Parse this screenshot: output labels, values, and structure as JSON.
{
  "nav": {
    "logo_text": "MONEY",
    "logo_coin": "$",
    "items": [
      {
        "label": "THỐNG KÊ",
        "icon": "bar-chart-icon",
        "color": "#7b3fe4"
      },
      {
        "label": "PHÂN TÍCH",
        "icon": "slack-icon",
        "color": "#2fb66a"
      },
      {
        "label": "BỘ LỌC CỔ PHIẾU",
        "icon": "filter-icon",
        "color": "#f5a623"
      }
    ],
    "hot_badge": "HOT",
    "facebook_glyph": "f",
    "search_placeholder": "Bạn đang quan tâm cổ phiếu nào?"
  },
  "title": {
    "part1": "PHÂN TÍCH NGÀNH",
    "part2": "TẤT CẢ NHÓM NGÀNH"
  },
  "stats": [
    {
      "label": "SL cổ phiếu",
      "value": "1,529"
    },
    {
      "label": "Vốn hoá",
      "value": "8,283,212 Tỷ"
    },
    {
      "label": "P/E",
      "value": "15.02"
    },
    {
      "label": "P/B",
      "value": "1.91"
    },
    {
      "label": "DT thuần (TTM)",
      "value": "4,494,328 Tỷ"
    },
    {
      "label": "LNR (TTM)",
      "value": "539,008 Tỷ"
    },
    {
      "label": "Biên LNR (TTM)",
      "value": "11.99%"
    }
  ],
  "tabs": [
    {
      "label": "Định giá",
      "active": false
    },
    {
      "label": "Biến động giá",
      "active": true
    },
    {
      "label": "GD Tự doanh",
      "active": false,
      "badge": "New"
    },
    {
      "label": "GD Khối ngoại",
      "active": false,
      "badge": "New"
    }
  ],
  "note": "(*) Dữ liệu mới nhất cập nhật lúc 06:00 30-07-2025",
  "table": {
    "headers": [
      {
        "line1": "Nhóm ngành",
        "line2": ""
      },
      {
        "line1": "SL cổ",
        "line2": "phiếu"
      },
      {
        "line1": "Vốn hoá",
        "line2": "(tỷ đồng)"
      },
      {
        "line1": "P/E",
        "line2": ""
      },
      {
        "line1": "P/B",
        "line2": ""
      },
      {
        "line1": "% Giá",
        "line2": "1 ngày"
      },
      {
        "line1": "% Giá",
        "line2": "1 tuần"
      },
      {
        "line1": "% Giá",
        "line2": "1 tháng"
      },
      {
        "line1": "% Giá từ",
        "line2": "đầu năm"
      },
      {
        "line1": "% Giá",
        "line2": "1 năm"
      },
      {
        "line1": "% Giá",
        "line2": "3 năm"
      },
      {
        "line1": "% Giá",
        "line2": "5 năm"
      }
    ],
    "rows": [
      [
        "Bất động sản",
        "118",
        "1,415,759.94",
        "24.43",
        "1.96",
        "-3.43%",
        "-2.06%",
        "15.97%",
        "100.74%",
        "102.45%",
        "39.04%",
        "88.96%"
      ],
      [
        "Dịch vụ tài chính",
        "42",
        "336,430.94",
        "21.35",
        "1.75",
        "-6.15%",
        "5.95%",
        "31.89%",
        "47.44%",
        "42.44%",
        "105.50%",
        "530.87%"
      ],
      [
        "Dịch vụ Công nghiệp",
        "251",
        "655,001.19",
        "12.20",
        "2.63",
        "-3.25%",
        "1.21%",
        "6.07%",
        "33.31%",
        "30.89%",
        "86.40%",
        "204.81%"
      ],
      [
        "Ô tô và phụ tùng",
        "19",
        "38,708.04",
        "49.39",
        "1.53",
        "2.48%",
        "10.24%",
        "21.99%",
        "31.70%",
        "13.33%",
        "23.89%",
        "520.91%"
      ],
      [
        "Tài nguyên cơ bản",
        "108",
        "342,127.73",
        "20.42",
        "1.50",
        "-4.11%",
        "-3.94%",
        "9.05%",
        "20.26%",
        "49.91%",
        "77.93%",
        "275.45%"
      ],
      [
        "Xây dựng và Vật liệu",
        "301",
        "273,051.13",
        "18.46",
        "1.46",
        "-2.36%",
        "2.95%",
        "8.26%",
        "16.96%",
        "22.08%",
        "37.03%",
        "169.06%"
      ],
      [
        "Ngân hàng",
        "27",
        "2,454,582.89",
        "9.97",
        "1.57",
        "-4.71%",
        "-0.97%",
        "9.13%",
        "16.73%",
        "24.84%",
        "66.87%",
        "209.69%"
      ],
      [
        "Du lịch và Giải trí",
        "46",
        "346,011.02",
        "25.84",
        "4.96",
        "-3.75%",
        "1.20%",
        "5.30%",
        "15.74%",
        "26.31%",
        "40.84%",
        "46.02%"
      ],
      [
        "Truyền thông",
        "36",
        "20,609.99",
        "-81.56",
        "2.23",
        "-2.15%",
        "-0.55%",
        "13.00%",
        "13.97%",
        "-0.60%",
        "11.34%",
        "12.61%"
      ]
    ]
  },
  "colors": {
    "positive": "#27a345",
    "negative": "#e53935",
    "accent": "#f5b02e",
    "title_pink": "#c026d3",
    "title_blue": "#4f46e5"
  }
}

----

- [PROBLEM TO WORK ON]: Go through the material and select each line with the string "PHÂN" in it.

- [FINISHED TASK]:
        "label": "PHÂN TÍCH",
    "part1": "PHÂN TÍCH NGÀNH",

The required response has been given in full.